§ **RECORDS TO USE**
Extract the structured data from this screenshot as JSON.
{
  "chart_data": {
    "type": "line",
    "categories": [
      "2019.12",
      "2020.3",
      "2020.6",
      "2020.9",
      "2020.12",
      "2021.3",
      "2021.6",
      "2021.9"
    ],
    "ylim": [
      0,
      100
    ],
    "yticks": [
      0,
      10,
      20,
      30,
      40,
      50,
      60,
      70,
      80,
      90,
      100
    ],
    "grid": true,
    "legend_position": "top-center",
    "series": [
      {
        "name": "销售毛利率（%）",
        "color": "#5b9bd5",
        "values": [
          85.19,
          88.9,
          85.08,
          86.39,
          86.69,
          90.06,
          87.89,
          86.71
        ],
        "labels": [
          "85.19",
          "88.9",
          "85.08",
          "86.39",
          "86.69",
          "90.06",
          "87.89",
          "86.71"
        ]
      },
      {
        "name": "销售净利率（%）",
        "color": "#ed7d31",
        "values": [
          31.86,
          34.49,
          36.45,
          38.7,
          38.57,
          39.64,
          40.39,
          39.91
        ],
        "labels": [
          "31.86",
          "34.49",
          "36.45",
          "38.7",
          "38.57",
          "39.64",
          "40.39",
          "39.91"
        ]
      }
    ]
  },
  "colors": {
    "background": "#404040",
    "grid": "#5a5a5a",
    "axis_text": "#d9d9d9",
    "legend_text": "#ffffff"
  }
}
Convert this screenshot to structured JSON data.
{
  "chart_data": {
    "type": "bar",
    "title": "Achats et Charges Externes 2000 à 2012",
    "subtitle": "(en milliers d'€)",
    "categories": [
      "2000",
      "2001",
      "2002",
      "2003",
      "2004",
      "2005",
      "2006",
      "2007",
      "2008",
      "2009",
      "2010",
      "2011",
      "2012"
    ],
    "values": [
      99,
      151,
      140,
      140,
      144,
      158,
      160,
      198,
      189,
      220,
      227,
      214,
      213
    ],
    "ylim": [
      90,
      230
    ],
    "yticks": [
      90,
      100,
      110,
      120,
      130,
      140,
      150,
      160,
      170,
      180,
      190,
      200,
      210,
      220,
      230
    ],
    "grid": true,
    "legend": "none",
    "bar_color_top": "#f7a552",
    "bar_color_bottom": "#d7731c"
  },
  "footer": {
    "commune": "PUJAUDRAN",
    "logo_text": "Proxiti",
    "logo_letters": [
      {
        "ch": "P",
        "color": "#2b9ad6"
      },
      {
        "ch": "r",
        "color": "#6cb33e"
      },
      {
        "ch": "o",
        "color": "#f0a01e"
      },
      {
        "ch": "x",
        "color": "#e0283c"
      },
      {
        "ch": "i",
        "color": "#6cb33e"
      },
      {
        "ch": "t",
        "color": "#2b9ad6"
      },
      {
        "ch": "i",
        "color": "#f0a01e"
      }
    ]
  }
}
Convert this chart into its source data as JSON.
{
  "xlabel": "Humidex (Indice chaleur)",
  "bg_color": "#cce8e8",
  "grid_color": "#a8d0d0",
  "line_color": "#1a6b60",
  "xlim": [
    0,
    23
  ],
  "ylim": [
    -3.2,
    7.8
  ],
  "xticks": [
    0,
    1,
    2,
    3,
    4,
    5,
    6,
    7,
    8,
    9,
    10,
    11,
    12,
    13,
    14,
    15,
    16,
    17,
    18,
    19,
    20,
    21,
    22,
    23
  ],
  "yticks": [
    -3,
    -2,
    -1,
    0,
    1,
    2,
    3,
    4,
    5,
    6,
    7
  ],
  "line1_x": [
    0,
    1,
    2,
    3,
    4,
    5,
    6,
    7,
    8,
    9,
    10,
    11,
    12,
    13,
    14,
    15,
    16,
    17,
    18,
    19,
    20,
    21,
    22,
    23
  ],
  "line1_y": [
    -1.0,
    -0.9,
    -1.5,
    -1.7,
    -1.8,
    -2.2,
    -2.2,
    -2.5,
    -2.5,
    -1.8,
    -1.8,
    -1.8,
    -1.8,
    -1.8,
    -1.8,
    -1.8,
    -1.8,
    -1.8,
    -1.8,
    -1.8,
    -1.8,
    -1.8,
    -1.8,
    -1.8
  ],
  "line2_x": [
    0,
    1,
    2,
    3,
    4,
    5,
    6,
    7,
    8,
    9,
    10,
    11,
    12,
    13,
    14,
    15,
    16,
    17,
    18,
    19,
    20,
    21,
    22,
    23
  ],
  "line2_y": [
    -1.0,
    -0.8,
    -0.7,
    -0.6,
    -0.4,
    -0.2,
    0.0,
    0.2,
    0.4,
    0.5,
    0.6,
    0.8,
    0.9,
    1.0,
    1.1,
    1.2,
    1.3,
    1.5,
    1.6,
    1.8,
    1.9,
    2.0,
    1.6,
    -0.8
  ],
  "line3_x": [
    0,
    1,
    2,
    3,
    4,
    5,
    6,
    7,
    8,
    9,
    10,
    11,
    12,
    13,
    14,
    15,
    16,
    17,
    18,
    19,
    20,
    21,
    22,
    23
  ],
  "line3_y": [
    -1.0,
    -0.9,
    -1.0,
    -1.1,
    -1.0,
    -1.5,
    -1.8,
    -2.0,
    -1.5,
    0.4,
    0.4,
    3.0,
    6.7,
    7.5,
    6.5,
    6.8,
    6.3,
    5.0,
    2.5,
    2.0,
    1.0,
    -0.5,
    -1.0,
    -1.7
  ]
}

§ **SHORT PROBLEM**
The records above should be restated word for word, please.

§ **CORRECT ANSWER**
Extract the structured data from this screenshot as JSON.
{
  "chart_data": {
    "type": "line",
    "categories": [
      "2019.12",
      "2020.3",
      "2020.6",
      "2020.9",
      "2020.12",
      "2021.3",
      "2021.6",
      "2021.9"
    ],
    "ylim": [
      0,
      100
    ],
    "yticks": [
      0,
      10,
      20,
      30,
      40,
      50,
      60,
      70,
      80,
      90,
      100
    ],
    "grid": true,
    "legend_position": "top-center",
    "series": [
      {
        "name": "销售毛利率（%）",
        "color": "#5b9bd5",
        "values": [
          85.19,
          88.9,
          85.08,
          86.39,
          86.69,
          90.06,
          87.89,
          86.71
        ],
        "labels": [
          "85.19",
          "88.9",
          "85.08",
          "86.39",
          "86.69",
          "90.06",
          "87.89",
          "86.71"
        ]
      },
      {
        "name": "销售净利率（%）",
        "color": "#ed7d31",
        "values": [
          31.86,
          34.49,
          36.45,
          38.7,
          38.57,
          39.64,
          40.39,
          39.91
        ],
        "labels": [
          "31.86",
          "34.49",
          "36.45",
          "38.7",
          "38.57",
          "39.64",
          "40.39",
          "39.91"
        ]
      }
    ]
  },
  "colors": {
    "background": "#404040",
    "grid": "#5a5a5a",
    "axis_text": "#d9d9d9",
    "legend_text": "#ffffff"
  }
}
Convert this screenshot to structured JSON data.
{
  "chart_data": {
    "type": "bar",
    "title": "Achats et Charges Externes 2000 à 2012",
    "subtitle": "(en milliers d'€)",
    "categories": [
      "2000",
      "2001",
      "2002",
      "2003",
      "2004",
      "2005",
      "2006",
      "2007",
      "2008",
      "2009",
      "2010",
      "2011",
      "2012"
    ],
    "values": [
      99,
      151,
      140,
      140,
      144,
      158,
      160,
      198,
      189,
      220,
      227,
      214,
      213
    ],
    "ylim": [
      90,
      230
    ],
    "yticks": [
      90,
      100,
      110,
      120,
      130,
      140,
      150,
      160,
      170,
      180,
      190,
      200,
      210,
      220,
      230
    ],
    "grid": true,
    "legend": "none",
    "bar_color_top": "#f7a552",
    "bar_color_bottom": "#d7731c"
  },
  "footer": {
    "commune": "PUJAUDRAN",
    "logo_text": "Proxiti",
    "logo_letters": [
      {
        "ch": "P",
        "color": "#2b9ad6"
      },
      {
        "ch": "r",
        "color": "#6cb33e"
      },
      {
        "ch": "o",
        "color": "#f0a01e"
      },
      {
        "ch": "x",
        "color": "#e0283c"
      },
      {
        "ch": "i",
        "color": "#6cb33e"
      },
      {
        "ch": "t",
        "color": "#2b9ad6"
      },
      {
        "ch": "i",
        "color": "#f0a01e"
      }
    ]
  }
}
Convert this chart into its source data as JSON.
{
  "xlabel": "Humidex (Indice chaleur)",
  "bg_color": "#cce8e8",
  "grid_color": "#a8d0d0",
  "line_color": "#1a6b60",
  "xlim": [
    0,
    23
  ],
  "ylim": [
    -3.2,
    7.8
  ],
  "xticks": [
    0,
    1,
    2,
    3,
    4,
    5,
    6,
    7,
    8,
    9,
    10,
    11,
    12,
    13,
    14,
    15,
    16,
    17,
    18,
    19,
    20,
    21,
    22,
    23
  ],
  "yticks": [
    -3,
    -2,
    -1,
    0,
    1,
    2,
    3,
    4,
    5,
    6,
    7
  ],
  "line1_x": [
    0,
    1,
    2,
    3,
    4,
    5,
    6,
    7,
    8,
    9,
    10,
    11,
    12,
    13,
    14,
    15,
    16,
    17,
    18,
    19,
    20,
    21,
    22,
    23
  ],
  "line1_y": [
    -1.0,
    -0.9,
    -1.5,
    -1.7,
    -1.8,
    -2.2,
    -2.2,
    -2.5,
    -2.5,
    -1.8,
    -1.8,
    -1.8,
    -1.8,
    -1.8,
    -1.8,
    -1.8,
    -1.8,
    -1.8,
    -1.8,
    -1.8,
    -1.8,
    -1.8,
    -1.8,
    -1.8
  ],
  "line2_x": [
    0,
    1,
    2,
    3,
    4,
    5,
    6,
    7,
    8,
    9,
    10,
    11,
    12,
    13,
    14,
    15,
    16,
    17,
    18,
    19,
    20,
    21,
    22,
    23
  ],
  "line2_y": [
    -1.0,
    -0.8,
    -0.7,
    -0.6,
    -0.4,
    -0.2,
    0.0,
    0.2,
    0.4,
    0.5,
    0.6,
    0.8,
    0.9,
    1.0,
    1.1,
    1.2,
    1.3,
    1.5,
    1.6,
    1.8,
    1.9,
    2.0,
    1.6,
    -0.8
  ],
  "line3_x": [
    0,
    1,
    2,
    3,
    4,
    5,
    6,
    7,
    8,
    9,
    10,
    11,
    12,
    13,
    14,
    15,
    16,
    17,
    18,
    19,
    20,
    21,
    22,
    23
  ],
  "line3_y": [
    -1.0,
    -0.9,
    -1.0,
    -1.1,
    -1.0,
    -1.5,
    -1.8,
    -2.0,
    -1.5,
    0.4,
    0.4,
    3.0,
    6.7,
    7.5,
    6.5,
    6.8,
    6.3,
    5.0,
    2.5,
    2.0,
    1.0,
    -0.5,
    -1.0,
    -1.7
  ]
}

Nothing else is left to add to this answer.